(Fragen)
A: Beantworte zum Text über die irischen Fans diese drei Fragen:
(i) Wie viel Applaus bekamen die Amateure in Carrick im Vergleich zu den Spitzenfahrern?
(ii) Wie lang waren die Sätze, in denen der Besitzer des B&B sprach?
(iii) Was gibt es in Irland laut Text nicht?
B: Gib bitte aus dem Text über die irischen Fans die Stelle von „Dort in Carrick, wo“ bis „es hier nicht.“ wortgetreu wieder.

____ Lesetext

Dort in Carrick, wo ich mir das Ganze von der anderen Seite des Absperrbands ansah, bekamen die Amateure genauso viel Applaus wie die Spitzenfahrer – und wenn jemand
stürzte, machte man sich gnadenlos über ihn lustig, egal wie viele Logos er auf dem Trikot hatte. Vielleicht ist diese verrückte Atmosphäre der Einzigartigkeit der irischen Fans zuzuschreiben. Humor ist in Irland so allgegenwärtig wie die Luft zum Atmen und gutmütige Frotzeleien gehören einfach immer dazu. Selbst der Besitzer des B&B, in dem wir übernachteten, sprach in wundervollen zehnminütigen Sätzen und wusste zu jedem Anlass einen passenden Schwank. Irland ist ein Land voller Schelme und Geschichtenerzähler und so etwas wie ein „kurzes Schwätzchen“ gibt es hier nicht.

________
____ Datenteil

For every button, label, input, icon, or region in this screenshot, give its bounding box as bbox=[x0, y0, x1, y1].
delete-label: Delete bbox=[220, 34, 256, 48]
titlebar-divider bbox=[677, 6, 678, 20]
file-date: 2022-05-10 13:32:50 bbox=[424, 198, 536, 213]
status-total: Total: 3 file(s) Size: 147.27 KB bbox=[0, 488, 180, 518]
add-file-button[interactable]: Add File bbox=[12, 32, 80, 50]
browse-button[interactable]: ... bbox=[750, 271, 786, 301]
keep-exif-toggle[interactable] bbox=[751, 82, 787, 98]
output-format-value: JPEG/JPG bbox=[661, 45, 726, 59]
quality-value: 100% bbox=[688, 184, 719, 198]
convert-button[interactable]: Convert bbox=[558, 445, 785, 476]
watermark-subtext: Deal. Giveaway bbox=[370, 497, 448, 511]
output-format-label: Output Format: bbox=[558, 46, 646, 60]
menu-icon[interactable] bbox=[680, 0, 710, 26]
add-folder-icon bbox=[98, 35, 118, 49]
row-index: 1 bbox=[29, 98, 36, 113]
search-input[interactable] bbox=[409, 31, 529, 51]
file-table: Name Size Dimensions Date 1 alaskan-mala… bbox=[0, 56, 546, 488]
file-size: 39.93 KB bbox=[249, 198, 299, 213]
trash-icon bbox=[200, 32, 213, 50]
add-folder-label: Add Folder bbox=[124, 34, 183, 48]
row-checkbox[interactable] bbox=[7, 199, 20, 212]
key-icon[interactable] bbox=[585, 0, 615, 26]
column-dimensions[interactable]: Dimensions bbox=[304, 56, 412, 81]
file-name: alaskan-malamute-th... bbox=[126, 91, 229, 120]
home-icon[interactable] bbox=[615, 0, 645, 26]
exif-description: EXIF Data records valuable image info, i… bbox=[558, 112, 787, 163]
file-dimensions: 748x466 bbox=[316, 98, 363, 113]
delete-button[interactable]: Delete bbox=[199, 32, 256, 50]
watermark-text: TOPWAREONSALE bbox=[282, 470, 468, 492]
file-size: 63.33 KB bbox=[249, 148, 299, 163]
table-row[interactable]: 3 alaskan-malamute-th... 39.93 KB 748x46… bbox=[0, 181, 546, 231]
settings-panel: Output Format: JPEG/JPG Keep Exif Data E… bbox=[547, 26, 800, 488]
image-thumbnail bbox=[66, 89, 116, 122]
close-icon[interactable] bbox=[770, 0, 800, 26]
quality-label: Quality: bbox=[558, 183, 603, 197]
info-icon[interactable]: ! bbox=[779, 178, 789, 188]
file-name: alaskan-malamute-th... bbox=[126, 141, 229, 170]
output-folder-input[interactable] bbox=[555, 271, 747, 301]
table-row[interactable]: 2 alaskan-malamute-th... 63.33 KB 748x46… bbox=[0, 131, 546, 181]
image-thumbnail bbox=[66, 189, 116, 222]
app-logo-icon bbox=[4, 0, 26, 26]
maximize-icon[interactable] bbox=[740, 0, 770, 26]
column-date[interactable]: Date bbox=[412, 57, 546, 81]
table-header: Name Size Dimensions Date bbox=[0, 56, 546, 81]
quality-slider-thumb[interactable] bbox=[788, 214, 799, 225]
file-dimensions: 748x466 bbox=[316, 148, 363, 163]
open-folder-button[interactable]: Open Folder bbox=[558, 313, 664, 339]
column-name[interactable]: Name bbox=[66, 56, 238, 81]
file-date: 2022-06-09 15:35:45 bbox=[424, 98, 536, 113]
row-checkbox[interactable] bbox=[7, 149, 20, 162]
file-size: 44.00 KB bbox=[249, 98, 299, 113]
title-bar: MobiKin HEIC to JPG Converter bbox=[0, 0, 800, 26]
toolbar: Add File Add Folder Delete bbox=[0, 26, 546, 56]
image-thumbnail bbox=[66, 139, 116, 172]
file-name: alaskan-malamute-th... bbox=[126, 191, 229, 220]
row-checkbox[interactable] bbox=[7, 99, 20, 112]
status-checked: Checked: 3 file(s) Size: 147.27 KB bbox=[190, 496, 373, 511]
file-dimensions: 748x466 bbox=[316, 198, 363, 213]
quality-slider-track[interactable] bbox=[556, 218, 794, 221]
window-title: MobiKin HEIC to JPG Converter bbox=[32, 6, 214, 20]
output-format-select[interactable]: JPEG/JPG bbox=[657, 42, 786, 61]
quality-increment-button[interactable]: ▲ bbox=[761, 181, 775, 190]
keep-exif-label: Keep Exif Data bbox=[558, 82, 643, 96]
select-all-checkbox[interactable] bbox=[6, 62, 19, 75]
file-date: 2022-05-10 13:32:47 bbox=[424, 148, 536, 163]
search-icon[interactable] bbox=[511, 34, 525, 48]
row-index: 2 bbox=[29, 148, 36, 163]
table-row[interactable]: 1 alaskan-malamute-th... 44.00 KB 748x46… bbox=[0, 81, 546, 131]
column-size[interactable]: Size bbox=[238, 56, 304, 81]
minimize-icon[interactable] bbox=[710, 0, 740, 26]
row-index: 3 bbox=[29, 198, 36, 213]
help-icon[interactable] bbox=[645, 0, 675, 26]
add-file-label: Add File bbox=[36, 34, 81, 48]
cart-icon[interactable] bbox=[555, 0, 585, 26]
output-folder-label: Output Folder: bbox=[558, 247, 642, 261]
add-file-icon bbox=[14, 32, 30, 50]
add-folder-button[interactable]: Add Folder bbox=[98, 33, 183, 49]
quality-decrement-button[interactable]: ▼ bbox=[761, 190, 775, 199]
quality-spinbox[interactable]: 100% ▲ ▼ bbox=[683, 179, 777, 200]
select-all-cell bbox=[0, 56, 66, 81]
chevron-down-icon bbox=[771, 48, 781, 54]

________

(Antworten pro Aufgabe)
A:
(i) Genauso viel Applaus wie die Spitzenfahrer.
(ii) Zehn Minuten lang.
(iii) So etwas wie ein „kurzes Schwätzchen“.

B:
Dort in Carrick, wo ich mir das Ganze von der anderen Seite des Absperrbands ansah, bekamen die Amateure genauso viel Applaus wie die Spitzenfahrer – und wenn jemand
stürzte, machte man sich gnadenlos über ihn lustig, egal wie viele Logos er auf dem Trikot hatte. Vielleicht ist diese verrückte Atmosphäre der Einzigartigkeit der irischen Fans zuzuschreiben. Humor ist in Irland so allgegenwärtig wie die Luft zum Atmen und gutmütige Frotzeleien gehören einfach immer dazu. Selbst der Besitzer des B&B, in dem wir übernachteten, sprach in wundervollen zehnminütigen Sätzen und wusste zu jedem Anlass einen passenden Schwank. Irland ist ein Land voller Schelme und Geschichtenerzähler und so etwas wie ein „kurzes Schwätzchen“ gibt es hier nicht.